» What you should do
Wherever a line holds the word "tutunuz", copy that line out.

[Source data]
..........

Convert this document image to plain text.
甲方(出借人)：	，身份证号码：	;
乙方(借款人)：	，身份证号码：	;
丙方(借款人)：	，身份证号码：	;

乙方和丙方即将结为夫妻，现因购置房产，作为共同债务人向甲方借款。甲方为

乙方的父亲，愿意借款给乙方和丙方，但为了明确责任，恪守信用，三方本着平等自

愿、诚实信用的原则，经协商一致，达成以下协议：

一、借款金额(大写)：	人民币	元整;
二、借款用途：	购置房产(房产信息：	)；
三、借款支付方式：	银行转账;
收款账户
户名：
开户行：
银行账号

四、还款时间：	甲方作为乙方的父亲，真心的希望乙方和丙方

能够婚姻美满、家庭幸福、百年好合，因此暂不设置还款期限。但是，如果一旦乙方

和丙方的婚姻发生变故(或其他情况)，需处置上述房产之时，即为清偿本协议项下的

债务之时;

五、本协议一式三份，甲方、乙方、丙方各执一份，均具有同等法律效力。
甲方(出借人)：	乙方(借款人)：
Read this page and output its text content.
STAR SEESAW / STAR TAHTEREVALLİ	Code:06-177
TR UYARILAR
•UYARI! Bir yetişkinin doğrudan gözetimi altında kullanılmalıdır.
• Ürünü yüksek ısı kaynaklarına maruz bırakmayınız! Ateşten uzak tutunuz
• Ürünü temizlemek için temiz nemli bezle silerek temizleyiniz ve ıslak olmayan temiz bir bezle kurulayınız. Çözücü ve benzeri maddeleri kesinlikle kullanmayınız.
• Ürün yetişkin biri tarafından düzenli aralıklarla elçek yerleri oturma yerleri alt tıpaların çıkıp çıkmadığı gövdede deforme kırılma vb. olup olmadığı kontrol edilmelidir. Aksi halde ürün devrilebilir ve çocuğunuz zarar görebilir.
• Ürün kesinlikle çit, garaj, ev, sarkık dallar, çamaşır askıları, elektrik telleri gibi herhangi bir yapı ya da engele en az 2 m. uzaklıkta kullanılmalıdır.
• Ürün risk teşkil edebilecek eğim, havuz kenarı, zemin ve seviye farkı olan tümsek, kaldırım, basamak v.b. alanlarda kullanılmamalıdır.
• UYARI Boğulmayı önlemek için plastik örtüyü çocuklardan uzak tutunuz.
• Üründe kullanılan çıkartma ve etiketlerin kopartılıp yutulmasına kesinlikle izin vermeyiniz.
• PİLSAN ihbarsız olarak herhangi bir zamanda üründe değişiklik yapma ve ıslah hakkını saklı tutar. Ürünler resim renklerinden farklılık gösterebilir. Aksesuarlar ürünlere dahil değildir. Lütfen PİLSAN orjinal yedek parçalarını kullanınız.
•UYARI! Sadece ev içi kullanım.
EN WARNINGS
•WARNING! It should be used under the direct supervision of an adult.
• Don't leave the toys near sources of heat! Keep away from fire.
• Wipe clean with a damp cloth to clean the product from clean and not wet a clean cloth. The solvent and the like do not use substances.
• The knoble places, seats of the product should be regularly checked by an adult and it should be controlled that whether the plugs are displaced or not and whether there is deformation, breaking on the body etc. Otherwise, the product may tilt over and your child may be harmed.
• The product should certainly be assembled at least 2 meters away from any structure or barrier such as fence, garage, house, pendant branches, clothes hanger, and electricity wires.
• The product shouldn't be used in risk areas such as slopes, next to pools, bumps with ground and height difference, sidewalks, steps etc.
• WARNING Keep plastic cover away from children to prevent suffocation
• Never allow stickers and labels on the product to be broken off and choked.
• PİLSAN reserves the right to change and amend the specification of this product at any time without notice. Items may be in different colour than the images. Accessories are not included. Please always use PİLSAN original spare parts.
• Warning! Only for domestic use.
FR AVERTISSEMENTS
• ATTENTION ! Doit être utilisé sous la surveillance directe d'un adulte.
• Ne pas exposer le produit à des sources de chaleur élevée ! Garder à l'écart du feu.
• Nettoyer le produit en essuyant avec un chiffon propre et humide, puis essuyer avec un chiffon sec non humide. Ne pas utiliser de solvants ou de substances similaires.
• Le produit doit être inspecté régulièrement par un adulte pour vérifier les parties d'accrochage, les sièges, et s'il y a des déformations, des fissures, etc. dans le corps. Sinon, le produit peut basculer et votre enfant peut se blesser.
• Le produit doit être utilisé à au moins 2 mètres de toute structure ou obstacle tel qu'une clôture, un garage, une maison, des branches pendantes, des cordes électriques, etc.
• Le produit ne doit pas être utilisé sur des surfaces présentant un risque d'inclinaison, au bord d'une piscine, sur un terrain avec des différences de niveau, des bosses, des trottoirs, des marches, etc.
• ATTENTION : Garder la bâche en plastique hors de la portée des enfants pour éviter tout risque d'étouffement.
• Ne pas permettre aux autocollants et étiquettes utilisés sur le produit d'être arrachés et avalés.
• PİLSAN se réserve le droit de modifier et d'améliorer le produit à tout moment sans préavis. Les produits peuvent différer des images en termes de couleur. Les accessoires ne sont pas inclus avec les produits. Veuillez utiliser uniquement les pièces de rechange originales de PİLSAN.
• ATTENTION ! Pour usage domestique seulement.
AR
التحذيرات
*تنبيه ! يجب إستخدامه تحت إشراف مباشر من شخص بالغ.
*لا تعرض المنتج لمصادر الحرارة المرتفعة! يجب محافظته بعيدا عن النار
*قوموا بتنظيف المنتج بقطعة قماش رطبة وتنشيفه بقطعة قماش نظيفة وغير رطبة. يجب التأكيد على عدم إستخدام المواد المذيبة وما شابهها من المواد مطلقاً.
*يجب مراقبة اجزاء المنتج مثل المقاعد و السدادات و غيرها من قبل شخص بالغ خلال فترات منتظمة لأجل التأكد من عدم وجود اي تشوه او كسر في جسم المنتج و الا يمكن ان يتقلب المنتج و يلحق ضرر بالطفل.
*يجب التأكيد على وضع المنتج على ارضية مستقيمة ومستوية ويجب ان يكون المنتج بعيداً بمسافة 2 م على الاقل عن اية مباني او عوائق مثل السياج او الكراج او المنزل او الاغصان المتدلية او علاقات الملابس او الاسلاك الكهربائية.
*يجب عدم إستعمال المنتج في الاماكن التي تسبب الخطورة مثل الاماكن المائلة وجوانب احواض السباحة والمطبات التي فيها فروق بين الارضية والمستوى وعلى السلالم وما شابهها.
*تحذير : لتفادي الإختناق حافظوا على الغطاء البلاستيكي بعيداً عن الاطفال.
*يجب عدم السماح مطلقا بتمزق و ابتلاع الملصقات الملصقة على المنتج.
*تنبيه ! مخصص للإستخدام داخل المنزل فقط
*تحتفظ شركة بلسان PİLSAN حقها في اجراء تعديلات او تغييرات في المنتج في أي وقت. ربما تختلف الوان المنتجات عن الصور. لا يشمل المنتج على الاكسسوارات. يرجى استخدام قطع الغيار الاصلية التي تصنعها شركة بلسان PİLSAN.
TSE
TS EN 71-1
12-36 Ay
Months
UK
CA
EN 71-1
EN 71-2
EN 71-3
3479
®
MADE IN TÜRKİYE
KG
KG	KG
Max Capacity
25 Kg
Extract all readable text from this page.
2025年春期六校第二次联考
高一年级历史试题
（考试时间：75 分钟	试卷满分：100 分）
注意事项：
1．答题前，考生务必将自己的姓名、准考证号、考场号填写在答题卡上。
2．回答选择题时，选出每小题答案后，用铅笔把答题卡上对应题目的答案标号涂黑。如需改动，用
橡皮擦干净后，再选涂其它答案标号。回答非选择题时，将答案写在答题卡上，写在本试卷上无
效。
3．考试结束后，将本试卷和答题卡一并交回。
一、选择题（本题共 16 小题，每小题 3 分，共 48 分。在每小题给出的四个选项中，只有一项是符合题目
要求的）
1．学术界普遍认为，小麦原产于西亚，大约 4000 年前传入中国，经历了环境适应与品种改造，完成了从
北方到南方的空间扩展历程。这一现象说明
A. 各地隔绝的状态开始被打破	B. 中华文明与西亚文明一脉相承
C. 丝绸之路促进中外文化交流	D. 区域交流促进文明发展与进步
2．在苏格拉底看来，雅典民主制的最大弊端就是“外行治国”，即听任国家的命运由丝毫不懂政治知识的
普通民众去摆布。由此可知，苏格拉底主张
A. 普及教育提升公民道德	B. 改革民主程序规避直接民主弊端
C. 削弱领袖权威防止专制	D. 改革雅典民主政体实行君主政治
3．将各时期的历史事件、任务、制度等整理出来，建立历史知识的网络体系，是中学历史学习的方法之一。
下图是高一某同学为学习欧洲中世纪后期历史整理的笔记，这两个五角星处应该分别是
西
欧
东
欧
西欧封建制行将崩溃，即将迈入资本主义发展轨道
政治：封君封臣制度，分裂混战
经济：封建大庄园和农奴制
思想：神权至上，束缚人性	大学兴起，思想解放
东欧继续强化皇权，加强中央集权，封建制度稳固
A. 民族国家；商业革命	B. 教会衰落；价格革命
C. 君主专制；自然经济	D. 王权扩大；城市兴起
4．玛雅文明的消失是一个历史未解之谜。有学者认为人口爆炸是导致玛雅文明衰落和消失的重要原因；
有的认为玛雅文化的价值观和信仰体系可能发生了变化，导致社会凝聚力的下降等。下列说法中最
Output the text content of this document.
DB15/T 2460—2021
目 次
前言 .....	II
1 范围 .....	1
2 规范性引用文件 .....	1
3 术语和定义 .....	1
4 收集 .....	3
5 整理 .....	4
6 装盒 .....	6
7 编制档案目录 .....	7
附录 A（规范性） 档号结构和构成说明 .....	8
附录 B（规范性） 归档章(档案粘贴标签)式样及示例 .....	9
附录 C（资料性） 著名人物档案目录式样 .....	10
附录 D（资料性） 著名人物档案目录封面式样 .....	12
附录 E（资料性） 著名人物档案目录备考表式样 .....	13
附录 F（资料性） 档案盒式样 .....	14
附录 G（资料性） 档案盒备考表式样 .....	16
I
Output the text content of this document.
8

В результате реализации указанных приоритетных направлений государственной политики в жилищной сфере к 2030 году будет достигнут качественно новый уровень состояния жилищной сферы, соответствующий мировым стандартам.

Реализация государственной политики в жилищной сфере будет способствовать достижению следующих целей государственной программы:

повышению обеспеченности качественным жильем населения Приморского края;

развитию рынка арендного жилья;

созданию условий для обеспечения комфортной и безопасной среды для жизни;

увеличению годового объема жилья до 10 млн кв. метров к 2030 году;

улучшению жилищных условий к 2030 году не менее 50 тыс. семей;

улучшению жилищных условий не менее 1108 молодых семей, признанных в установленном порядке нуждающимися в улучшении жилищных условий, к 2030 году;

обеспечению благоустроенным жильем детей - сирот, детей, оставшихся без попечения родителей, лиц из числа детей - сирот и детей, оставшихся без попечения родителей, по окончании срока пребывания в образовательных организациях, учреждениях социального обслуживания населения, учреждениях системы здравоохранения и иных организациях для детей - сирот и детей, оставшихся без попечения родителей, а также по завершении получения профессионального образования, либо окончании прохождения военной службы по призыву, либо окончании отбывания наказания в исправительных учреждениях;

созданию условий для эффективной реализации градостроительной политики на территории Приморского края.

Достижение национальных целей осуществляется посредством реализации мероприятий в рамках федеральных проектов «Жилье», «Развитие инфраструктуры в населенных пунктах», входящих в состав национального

..........

» Solution for this problem
• Ürünü yüksek ısı kaynaklarına maruz bırakmayınız! Ateşten uzak tutunuz
• UYARI Boğulmayı önlemek için plastik örtüyü çocuklardan uzak tutunuz.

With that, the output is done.